Some records
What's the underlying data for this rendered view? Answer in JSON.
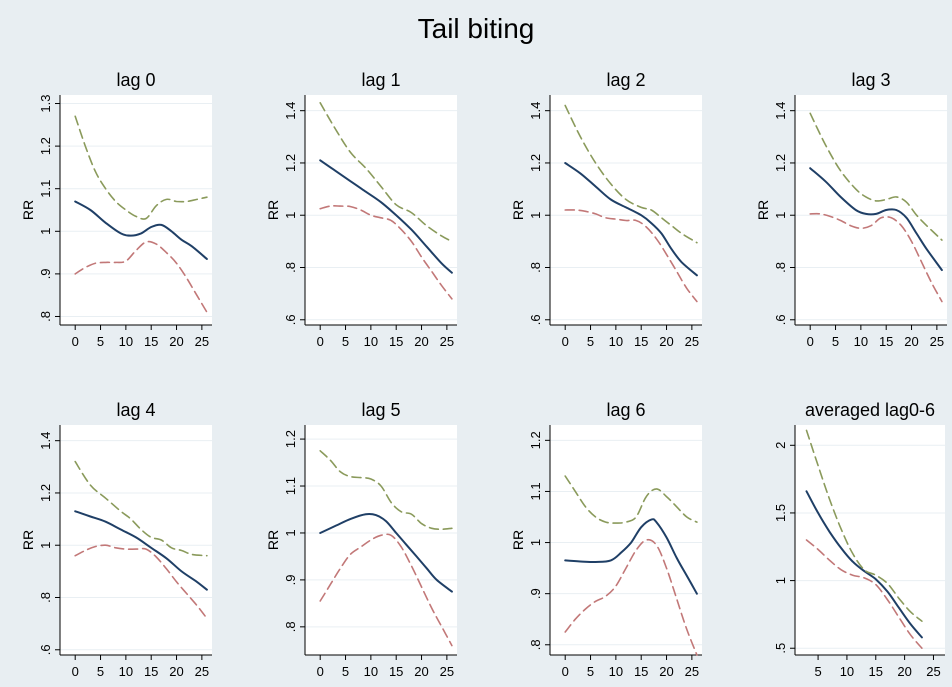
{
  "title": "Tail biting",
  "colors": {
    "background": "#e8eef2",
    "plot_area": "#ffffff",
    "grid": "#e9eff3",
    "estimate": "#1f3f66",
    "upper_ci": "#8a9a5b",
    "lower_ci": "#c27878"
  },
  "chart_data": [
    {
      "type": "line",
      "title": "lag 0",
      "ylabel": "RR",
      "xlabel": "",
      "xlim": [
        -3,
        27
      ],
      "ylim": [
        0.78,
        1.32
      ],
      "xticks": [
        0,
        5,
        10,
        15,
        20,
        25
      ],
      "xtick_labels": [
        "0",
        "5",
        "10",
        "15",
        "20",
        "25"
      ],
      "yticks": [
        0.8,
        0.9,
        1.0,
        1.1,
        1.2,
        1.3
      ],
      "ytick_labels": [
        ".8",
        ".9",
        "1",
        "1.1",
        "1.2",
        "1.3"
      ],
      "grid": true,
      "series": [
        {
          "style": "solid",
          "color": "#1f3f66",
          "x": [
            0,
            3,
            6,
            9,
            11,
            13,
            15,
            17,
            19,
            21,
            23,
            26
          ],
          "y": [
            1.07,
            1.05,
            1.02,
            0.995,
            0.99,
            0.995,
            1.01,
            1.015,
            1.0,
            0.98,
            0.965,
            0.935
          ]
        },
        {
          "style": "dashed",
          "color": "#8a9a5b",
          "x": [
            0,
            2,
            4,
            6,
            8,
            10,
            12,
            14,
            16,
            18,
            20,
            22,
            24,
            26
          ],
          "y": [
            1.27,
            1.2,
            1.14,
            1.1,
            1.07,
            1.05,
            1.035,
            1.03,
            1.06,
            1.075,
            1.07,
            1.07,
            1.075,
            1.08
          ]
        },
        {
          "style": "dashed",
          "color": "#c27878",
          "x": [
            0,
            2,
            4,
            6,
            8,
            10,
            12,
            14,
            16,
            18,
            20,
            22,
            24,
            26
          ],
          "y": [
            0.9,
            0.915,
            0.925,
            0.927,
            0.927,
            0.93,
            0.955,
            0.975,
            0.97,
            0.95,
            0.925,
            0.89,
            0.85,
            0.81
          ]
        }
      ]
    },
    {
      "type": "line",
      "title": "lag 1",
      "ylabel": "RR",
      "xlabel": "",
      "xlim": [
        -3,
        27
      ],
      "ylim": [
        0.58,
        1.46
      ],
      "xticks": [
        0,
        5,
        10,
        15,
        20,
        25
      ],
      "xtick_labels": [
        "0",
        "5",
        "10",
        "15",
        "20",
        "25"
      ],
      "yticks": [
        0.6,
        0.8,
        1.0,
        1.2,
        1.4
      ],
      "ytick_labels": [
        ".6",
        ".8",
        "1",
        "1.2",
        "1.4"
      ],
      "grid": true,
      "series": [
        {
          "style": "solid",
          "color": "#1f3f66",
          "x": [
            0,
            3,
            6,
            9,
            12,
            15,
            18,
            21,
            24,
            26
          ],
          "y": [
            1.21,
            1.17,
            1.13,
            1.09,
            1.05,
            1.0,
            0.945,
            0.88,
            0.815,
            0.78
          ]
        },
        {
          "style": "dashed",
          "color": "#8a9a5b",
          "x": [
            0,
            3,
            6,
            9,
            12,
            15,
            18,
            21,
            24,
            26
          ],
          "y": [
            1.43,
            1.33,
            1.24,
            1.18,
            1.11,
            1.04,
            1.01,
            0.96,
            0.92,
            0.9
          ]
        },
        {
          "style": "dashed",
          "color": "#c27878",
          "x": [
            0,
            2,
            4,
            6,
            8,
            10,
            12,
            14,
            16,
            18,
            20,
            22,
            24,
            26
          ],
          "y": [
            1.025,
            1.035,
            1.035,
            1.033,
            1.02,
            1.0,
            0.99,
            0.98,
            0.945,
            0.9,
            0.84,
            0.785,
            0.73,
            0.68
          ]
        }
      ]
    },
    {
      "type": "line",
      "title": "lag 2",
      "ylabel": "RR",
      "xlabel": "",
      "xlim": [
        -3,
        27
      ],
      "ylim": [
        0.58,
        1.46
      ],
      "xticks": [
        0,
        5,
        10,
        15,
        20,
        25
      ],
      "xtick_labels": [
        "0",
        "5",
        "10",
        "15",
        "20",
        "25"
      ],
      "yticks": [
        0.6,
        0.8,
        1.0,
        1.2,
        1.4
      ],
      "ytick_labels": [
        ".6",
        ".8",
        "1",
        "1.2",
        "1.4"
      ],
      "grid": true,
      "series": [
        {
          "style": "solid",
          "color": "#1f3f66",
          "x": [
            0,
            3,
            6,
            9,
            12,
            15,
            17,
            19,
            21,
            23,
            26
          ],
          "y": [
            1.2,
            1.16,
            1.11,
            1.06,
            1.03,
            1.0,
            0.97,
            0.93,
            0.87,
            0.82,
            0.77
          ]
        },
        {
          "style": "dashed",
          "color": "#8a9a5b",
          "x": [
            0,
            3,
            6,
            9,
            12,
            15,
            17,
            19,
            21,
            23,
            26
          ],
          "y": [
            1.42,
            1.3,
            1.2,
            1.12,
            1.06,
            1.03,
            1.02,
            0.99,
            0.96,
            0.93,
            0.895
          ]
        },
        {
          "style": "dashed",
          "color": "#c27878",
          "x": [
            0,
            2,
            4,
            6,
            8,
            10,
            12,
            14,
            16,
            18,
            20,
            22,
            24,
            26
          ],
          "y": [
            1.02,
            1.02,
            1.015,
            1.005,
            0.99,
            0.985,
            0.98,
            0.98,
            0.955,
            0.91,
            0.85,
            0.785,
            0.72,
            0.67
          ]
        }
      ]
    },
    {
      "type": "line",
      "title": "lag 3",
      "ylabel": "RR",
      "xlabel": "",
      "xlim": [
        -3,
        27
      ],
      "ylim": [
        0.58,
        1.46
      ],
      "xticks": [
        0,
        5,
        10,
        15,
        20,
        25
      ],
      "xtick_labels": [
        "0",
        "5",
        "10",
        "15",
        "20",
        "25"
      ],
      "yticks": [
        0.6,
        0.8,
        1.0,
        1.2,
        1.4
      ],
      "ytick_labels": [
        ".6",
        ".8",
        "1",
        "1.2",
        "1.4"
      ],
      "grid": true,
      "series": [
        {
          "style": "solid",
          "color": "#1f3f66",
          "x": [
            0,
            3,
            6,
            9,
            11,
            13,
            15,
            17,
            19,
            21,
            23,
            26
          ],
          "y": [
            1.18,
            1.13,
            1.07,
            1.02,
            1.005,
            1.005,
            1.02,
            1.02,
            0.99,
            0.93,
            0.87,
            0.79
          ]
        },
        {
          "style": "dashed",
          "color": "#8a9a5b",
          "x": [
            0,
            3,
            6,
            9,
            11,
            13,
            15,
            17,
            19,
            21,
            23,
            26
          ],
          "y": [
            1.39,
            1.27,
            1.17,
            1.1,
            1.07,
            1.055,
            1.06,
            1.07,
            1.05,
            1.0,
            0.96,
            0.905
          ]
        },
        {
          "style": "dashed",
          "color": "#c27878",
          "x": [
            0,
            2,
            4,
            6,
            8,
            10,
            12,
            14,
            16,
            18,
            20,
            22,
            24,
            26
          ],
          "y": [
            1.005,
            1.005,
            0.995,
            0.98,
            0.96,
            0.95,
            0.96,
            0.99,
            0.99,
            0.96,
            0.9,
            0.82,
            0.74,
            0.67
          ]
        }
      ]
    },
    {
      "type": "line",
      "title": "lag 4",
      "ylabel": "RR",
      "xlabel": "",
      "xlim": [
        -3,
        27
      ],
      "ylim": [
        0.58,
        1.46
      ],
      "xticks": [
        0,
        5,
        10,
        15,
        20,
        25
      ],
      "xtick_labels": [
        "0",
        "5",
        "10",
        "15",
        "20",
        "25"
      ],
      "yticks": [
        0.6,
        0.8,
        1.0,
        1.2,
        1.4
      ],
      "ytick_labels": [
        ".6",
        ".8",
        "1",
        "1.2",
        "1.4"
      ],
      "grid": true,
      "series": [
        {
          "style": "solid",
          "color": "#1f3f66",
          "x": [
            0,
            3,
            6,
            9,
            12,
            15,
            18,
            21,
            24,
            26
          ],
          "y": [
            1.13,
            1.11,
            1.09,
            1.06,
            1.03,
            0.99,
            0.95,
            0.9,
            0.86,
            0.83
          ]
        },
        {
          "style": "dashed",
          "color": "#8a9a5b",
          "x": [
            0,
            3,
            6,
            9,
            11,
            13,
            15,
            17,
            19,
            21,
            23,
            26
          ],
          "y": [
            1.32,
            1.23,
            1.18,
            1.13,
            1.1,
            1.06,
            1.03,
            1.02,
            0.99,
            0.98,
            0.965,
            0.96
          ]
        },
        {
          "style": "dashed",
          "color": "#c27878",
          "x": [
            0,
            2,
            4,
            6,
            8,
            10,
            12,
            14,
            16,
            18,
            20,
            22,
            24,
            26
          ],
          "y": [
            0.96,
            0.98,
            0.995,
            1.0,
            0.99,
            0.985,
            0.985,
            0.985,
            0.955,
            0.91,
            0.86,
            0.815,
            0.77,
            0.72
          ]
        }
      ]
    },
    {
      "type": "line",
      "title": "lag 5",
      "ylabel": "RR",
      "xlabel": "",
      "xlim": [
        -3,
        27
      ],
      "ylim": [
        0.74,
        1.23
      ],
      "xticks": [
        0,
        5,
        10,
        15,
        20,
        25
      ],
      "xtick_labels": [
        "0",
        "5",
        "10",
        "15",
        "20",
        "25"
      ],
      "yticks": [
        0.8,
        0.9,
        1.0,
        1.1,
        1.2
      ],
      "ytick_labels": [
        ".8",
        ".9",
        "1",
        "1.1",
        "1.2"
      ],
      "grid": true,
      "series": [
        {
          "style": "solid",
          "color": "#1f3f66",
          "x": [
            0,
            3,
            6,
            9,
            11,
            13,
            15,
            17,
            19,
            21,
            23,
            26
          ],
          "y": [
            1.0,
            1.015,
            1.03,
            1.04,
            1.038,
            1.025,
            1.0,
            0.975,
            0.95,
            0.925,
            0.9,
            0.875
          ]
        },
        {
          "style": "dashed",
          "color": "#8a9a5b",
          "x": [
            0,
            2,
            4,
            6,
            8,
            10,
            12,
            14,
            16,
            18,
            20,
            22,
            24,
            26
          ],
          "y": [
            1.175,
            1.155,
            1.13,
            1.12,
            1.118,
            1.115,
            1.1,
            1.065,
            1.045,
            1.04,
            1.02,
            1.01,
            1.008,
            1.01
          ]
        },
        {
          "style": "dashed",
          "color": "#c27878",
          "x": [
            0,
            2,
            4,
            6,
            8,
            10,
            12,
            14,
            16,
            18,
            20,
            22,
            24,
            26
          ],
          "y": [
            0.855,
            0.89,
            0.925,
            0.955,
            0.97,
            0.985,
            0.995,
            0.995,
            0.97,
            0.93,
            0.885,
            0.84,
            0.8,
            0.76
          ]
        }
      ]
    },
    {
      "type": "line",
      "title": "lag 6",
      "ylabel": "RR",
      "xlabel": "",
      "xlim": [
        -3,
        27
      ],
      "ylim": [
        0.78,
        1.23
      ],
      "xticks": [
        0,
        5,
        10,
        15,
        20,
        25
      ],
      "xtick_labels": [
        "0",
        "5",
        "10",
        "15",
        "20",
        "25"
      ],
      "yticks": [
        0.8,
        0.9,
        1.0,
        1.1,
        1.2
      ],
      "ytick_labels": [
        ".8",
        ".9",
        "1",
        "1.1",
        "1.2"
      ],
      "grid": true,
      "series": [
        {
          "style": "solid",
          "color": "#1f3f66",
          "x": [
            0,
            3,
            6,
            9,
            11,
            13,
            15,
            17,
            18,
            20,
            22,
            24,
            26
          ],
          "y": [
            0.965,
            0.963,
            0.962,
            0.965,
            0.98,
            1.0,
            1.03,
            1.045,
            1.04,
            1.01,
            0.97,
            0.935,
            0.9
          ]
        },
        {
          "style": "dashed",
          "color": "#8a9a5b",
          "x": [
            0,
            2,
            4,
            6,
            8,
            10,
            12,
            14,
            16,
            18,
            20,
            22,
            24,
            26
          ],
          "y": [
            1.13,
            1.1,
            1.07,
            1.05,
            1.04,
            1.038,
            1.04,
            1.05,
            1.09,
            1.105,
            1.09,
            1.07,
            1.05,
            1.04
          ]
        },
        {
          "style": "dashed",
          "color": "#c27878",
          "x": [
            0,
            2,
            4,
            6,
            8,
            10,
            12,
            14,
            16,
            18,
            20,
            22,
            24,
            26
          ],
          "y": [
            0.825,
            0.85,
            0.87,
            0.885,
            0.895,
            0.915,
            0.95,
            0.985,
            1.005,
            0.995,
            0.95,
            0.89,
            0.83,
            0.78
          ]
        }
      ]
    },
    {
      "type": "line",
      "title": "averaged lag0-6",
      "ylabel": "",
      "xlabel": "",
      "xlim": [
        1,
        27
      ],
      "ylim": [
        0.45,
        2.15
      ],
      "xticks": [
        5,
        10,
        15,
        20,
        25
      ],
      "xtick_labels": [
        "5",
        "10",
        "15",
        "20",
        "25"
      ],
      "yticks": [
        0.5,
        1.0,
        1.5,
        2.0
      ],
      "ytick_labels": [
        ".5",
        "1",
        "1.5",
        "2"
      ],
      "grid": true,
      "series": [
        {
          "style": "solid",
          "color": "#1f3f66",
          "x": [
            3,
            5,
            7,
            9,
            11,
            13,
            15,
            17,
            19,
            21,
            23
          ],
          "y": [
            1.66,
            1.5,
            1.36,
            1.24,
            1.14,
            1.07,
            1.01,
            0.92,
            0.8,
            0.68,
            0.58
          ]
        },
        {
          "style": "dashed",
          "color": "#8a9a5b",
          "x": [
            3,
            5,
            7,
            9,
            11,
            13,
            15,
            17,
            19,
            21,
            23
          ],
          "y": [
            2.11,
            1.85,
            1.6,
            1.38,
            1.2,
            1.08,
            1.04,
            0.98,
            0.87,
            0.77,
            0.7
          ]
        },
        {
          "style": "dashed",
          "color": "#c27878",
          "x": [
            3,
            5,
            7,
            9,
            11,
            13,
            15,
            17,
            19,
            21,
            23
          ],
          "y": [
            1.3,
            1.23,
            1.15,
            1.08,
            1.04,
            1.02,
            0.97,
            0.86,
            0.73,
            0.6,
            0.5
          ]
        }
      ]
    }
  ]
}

- What you are asked to do
Copy each line of the listing that includes "title".

- Answer
  "title": "Tail biting",
      "title": "lag 0",
      "title": "lag 1",
      "title": "lag 2",
      "title": "lag 3",
      "title": "lag 4",
      "title": "lag 5",
      "title": "lag 6",
      "title": "averaged lag0-6",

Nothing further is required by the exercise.